(EXERCISE GOAL): Every line below is to be copied exactly, with the pictures left out.

(EXERCISE INPUTS):
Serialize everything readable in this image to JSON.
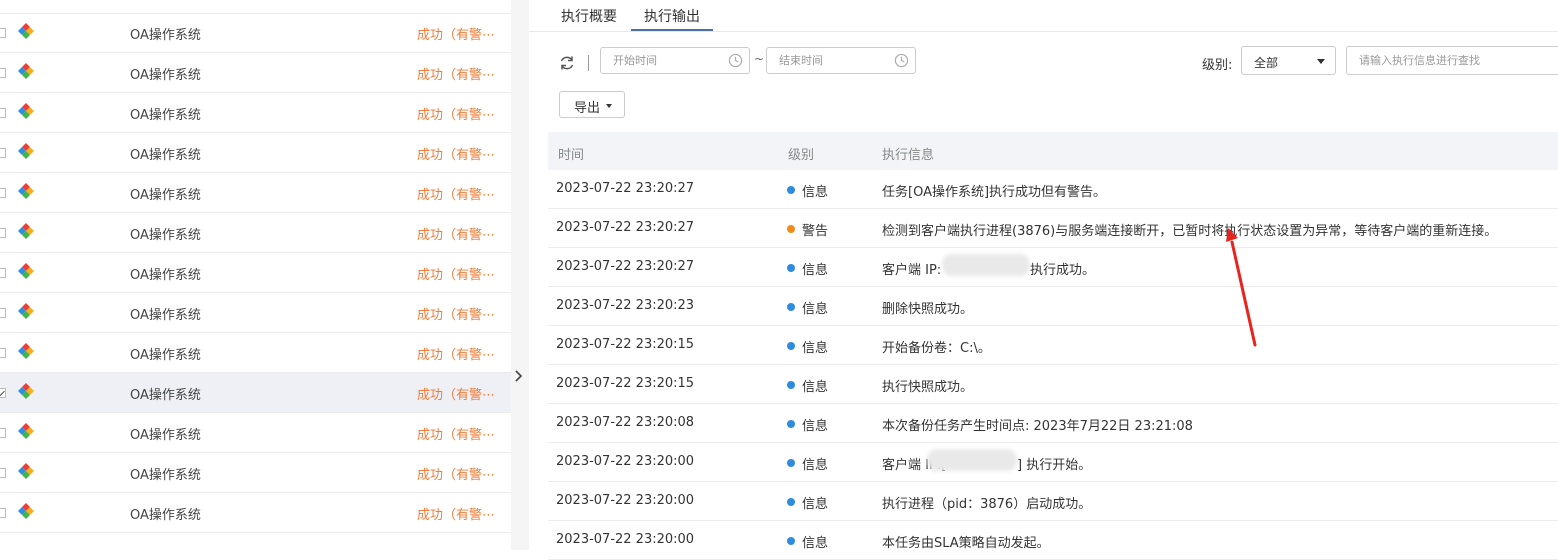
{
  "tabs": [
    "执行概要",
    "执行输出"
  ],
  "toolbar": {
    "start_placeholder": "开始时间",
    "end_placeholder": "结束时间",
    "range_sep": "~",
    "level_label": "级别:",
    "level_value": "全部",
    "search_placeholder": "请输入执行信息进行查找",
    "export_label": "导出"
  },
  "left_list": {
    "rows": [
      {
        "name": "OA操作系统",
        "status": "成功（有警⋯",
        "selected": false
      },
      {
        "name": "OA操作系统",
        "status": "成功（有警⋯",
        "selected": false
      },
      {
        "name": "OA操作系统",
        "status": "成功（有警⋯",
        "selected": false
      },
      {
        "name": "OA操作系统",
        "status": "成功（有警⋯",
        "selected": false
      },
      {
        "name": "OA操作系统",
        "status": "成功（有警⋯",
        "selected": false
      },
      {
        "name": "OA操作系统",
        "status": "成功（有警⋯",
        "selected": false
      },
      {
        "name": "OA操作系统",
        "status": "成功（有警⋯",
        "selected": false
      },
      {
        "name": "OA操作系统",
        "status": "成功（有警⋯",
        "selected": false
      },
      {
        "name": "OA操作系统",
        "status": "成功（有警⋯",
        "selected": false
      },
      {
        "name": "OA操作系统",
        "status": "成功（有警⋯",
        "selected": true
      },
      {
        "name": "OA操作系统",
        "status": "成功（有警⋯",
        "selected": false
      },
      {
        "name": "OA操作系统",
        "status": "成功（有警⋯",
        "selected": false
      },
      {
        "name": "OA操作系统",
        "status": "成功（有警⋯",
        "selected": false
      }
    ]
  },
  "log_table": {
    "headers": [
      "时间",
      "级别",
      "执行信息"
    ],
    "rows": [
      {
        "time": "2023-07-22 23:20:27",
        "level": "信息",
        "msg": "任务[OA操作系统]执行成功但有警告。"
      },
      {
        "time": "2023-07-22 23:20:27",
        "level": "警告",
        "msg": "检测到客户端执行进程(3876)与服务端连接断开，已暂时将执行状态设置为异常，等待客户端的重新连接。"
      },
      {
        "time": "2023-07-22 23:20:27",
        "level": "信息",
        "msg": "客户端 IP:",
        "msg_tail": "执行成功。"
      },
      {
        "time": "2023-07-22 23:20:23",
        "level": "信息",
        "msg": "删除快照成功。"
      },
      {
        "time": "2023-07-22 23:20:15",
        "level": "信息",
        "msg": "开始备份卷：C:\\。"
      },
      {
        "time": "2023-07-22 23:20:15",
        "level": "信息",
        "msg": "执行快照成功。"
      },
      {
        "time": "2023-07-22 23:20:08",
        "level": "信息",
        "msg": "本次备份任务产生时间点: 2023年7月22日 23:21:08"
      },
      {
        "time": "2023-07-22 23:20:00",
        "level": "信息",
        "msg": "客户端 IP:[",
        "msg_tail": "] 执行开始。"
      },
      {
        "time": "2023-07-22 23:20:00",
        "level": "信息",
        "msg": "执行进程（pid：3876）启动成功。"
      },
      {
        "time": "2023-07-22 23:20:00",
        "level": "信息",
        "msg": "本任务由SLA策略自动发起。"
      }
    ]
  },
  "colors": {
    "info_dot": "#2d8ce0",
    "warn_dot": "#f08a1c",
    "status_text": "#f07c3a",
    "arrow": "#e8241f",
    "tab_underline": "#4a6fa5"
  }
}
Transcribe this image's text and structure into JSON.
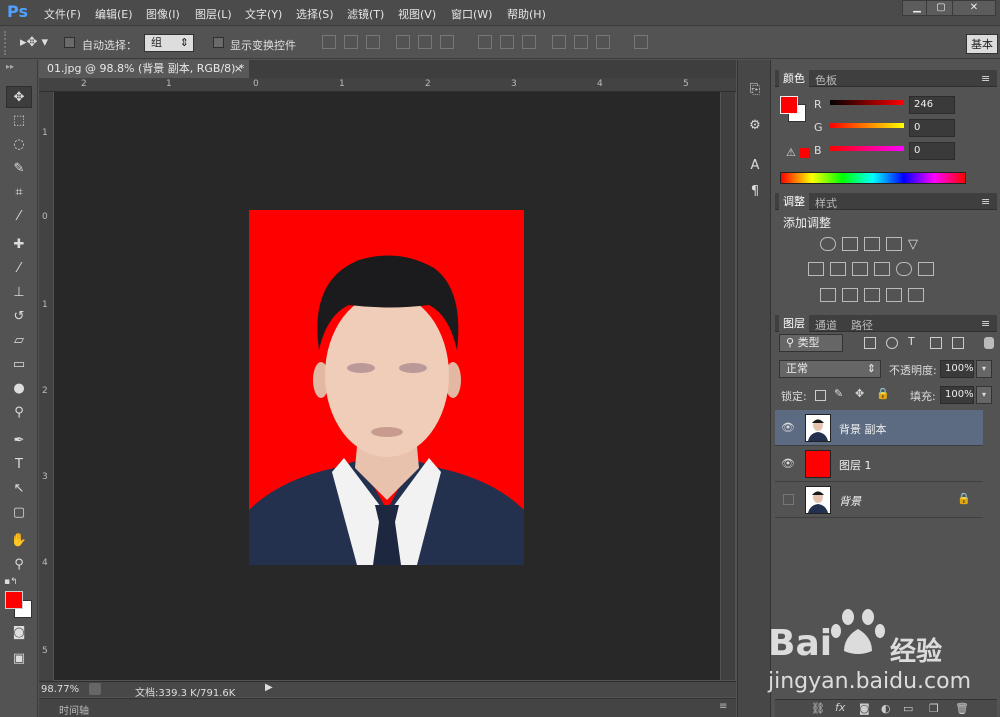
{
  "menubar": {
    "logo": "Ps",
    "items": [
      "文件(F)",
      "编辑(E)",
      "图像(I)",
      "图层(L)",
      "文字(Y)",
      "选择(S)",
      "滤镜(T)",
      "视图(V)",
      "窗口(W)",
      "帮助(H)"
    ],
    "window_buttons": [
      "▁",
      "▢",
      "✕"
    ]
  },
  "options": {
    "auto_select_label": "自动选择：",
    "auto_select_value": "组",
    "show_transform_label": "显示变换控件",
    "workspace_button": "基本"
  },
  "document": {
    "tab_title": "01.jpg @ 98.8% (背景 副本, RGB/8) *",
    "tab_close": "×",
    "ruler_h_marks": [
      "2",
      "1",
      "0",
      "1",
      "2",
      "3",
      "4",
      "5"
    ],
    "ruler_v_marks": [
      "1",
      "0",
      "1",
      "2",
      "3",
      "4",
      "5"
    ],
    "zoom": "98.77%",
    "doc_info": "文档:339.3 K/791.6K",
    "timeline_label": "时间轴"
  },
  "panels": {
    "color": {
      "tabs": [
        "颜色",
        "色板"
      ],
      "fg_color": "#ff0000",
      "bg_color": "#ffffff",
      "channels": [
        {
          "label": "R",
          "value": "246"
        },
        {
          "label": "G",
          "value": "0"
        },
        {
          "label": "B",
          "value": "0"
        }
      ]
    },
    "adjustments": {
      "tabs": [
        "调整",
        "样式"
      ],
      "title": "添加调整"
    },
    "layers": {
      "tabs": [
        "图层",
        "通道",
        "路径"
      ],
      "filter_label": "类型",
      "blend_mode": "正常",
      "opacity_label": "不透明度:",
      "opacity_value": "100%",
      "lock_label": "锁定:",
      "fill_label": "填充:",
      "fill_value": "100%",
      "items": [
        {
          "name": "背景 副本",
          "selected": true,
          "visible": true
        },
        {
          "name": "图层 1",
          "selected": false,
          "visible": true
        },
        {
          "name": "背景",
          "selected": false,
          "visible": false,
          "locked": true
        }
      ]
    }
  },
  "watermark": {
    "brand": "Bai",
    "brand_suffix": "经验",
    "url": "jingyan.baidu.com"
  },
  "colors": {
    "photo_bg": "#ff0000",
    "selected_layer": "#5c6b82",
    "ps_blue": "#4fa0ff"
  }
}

(SOLUTION TO THE EXERCISE):
Serialize everything readable in this image to JSON.
{
  "tabs": [
    "执行概要",
    "执行输出"
  ],
  "toolbar": {
    "start_placeholder": "开始时间",
    "end_placeholder": "结束时间",
    "range_sep": "~",
    "level_label": "级别:",
    "level_value": "全部",
    "search_placeholder": "请输入执行信息进行查找",
    "export_label": "导出"
  },
  "left_list": {
    "rows": [
      {
        "name": "OA操作系统",
        "status": "成功（有警⋯",
        "selected": false
      },
      {
        "name": "OA操作系统",
        "status": "成功（有警⋯",
        "selected": false
      },
      {
        "name": "OA操作系统",
        "status": "成功（有警⋯",
        "selected": false
      },
      {
        "name": "OA操作系统",
        "status": "成功（有警⋯",
        "selected": false
      },
      {
        "name": "OA操作系统",
        "status": "成功（有警⋯",
        "selected": false
      },
      {
        "name": "OA操作系统",
        "status": "成功（有警⋯",
        "selected": false
      },
      {
        "name": "OA操作系统",
        "status": "成功（有警⋯",
        "selected": false
      },
      {
        "name": "OA操作系统",
        "status": "成功（有警⋯",
        "selected": false
      },
      {
        "name": "OA操作系统",
        "status": "成功（有警⋯",
        "selected": false
      },
      {
        "name": "OA操作系统",
        "status": "成功（有警⋯",
        "selected": true
      },
      {
        "name": "OA操作系统",
        "status": "成功（有警⋯",
        "selected": false
      },
      {
        "name": "OA操作系统",
        "status": "成功（有警⋯",
        "selected": false
      },
      {
        "name": "OA操作系统",
        "status": "成功（有警⋯",
        "selected": false
      }
    ]
  },
  "log_table": {
    "headers": [
      "时间",
      "级别",
      "执行信息"
    ],
    "rows": [
      {
        "time": "2023-07-22 23:20:27",
        "level": "信息",
        "msg": "任务[OA操作系统]执行成功但有警告。"
      },
      {
        "time": "2023-07-22 23:20:27",
        "level": "警告",
        "msg": "检测到客户端执行进程(3876)与服务端连接断开，已暂时将执行状态设置为异常，等待客户端的重新连接。"
      },
      {
        "time": "2023-07-22 23:20:27",
        "level": "信息",
        "msg": "客户端 IP:",
        "msg_tail": "执行成功。"
      },
      {
        "time": "2023-07-22 23:20:23",
        "level": "信息",
        "msg": "删除快照成功。"
      },
      {
        "time": "2023-07-22 23:20:15",
        "level": "信息",
        "msg": "开始备份卷：C:\\。"
      },
      {
        "time": "2023-07-22 23:20:15",
        "level": "信息",
        "msg": "执行快照成功。"
      },
      {
        "time": "2023-07-22 23:20:08",
        "level": "信息",
        "msg": "本次备份任务产生时间点: 2023年7月22日 23:21:08"
      },
      {
        "time": "2023-07-22 23:20:00",
        "level": "信息",
        "msg": "客户端 IP:[",
        "msg_tail": "] 执行开始。"
      },
      {
        "time": "2023-07-22 23:20:00",
        "level": "信息",
        "msg": "执行进程（pid：3876）启动成功。"
      },
      {
        "time": "2023-07-22 23:20:00",
        "level": "信息",
        "msg": "本任务由SLA策略自动发起。"
      }
    ]
  },
  "colors": {
    "info_dot": "#2d8ce0",
    "warn_dot": "#f08a1c",
    "status_text": "#f07c3a",
    "arrow": "#e8241f",
    "tab_underline": "#4a6fa5"
  }
}
Transcribe this image's text and structure into JSON.
{
  "menubar": {
    "logo": "Ps",
    "items": [
      "文件(F)",
      "编辑(E)",
      "图像(I)",
      "图层(L)",
      "文字(Y)",
      "选择(S)",
      "滤镜(T)",
      "视图(V)",
      "窗口(W)",
      "帮助(H)"
    ],
    "window_buttons": [
      "▁",
      "▢",
      "✕"
    ]
  },
  "options": {
    "auto_select_label": "自动选择：",
    "auto_select_value": "组",
    "show_transform_label": "显示变换控件",
    "workspace_button": "基本"
  },
  "document": {
    "tab_title": "01.jpg @ 98.8% (背景 副本, RGB/8) *",
    "tab_close": "×",
    "ruler_h_marks": [
      "2",
      "1",
      "0",
      "1",
      "2",
      "3",
      "4",
      "5"
    ],
    "ruler_v_marks": [
      "1",
      "0",
      "1",
      "2",
      "3",
      "4",
      "5"
    ],
    "zoom": "98.77%",
    "doc_info": "文档:339.3 K/791.6K",
    "timeline_label": "时间轴"
  },
  "panels": {
    "color": {
      "tabs": [
        "颜色",
        "色板"
      ],
      "fg_color": "#ff0000",
      "bg_color": "#ffffff",
      "channels": [
        {
          "label": "R",
          "value": "246"
        },
        {
          "label": "G",
          "value": "0"
        },
        {
          "label": "B",
          "value": "0"
        }
      ]
    },
    "adjustments": {
      "tabs": [
        "调整",
        "样式"
      ],
      "title": "添加调整"
    },
    "layers": {
      "tabs": [
        "图层",
        "通道",
        "路径"
      ],
      "filter_label": "类型",
      "blend_mode": "正常",
      "opacity_label": "不透明度:",
      "opacity_value": "100%",
      "lock_label": "锁定:",
      "fill_label": "填充:",
      "fill_value": "100%",
      "items": [
        {
          "name": "背景 副本",
          "selected": true,
          "visible": true
        },
        {
          "name": "图层 1",
          "selected": false,
          "visible": true
        },
        {
          "name": "背景",
          "selected": false,
          "visible": false,
          "locked": true
        }
      ]
    }
  },
  "watermark": {
    "brand": "Bai",
    "brand_suffix": "经验",
    "url": "jingyan.baidu.com"
  },
  "colors": {
    "photo_bg": "#ff0000",
    "selected_layer": "#5c6b82",
    "ps_blue": "#4fa0ff"
  }
}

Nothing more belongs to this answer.